■ The request
Go through the data below. Pull out every line that has the word "programming".

■ Record extracts
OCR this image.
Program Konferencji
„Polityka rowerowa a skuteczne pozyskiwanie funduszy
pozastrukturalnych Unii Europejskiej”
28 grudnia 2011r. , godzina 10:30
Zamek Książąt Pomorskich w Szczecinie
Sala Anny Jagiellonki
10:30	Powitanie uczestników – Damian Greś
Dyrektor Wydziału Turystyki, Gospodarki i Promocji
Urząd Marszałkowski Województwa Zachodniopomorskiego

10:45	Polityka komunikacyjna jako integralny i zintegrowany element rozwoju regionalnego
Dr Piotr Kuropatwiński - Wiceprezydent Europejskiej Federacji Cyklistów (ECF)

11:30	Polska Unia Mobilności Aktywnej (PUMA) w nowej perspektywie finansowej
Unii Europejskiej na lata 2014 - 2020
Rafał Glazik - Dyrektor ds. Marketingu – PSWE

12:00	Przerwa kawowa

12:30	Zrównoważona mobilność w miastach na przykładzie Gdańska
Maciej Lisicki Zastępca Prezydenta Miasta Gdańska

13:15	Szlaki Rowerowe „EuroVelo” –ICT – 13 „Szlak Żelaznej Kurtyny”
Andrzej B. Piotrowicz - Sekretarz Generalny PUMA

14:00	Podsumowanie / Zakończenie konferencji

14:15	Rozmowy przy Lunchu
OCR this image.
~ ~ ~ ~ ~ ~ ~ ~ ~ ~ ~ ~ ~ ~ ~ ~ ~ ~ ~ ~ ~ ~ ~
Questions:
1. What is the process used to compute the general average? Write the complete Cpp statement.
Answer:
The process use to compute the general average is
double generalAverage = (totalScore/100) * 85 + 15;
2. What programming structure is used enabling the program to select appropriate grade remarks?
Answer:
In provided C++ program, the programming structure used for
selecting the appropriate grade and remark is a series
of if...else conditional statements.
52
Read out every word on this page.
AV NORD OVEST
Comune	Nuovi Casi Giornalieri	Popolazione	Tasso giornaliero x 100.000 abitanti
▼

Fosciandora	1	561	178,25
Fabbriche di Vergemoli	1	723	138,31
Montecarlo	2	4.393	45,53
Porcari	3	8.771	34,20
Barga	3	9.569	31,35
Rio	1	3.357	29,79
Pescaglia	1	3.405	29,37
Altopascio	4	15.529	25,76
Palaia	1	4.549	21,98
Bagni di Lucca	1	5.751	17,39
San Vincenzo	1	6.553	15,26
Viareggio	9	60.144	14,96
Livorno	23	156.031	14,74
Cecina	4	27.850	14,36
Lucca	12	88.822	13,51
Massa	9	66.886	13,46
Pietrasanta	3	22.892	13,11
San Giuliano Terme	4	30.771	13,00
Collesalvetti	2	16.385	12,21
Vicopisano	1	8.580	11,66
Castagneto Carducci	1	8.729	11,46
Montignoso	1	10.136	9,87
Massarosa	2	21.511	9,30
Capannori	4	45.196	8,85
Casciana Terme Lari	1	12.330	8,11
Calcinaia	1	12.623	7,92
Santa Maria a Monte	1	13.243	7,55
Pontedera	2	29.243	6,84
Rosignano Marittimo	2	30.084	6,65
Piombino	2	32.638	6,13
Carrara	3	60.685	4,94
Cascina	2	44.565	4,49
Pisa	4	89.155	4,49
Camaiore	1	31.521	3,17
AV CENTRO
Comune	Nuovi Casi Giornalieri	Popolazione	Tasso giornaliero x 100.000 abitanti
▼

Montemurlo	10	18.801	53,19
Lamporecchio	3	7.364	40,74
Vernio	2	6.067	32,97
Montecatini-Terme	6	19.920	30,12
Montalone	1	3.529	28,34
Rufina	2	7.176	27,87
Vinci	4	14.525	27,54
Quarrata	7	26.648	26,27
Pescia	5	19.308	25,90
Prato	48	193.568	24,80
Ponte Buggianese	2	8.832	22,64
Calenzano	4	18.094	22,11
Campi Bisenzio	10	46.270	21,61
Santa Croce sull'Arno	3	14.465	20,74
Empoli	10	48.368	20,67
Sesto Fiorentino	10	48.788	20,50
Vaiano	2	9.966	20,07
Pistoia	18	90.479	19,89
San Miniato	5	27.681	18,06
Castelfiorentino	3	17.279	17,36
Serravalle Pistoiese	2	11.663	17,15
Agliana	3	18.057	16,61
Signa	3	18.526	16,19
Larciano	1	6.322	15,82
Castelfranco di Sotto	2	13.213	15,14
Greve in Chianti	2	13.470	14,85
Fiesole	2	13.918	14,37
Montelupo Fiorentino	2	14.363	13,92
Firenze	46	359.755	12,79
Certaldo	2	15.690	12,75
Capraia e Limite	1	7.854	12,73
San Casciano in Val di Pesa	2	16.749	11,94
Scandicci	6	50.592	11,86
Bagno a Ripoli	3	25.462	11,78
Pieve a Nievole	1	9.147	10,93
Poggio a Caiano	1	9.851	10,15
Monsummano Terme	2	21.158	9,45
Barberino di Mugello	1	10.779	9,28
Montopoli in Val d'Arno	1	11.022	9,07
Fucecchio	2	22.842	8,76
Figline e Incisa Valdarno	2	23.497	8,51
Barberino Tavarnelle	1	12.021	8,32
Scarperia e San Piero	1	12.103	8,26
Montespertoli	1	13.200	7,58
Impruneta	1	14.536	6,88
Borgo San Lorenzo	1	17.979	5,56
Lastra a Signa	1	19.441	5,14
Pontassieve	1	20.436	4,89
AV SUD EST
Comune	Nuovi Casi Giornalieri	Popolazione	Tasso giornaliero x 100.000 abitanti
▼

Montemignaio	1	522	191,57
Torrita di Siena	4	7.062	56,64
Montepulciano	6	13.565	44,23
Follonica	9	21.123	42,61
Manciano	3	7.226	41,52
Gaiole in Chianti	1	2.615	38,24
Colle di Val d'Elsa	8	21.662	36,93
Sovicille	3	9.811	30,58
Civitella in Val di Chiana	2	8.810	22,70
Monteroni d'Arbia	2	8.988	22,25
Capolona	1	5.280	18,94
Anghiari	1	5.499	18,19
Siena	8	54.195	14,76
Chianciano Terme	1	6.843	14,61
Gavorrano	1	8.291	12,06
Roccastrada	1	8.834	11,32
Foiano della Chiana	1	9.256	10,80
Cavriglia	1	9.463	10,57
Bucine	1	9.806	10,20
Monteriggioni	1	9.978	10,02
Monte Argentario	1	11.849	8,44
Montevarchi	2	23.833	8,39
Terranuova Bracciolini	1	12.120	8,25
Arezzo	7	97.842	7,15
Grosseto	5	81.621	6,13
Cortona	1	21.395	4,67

■ Output below
2. What programming structure is used enabling the program to select appropriate grade remarks?
In provided C++ program, the programming structure used for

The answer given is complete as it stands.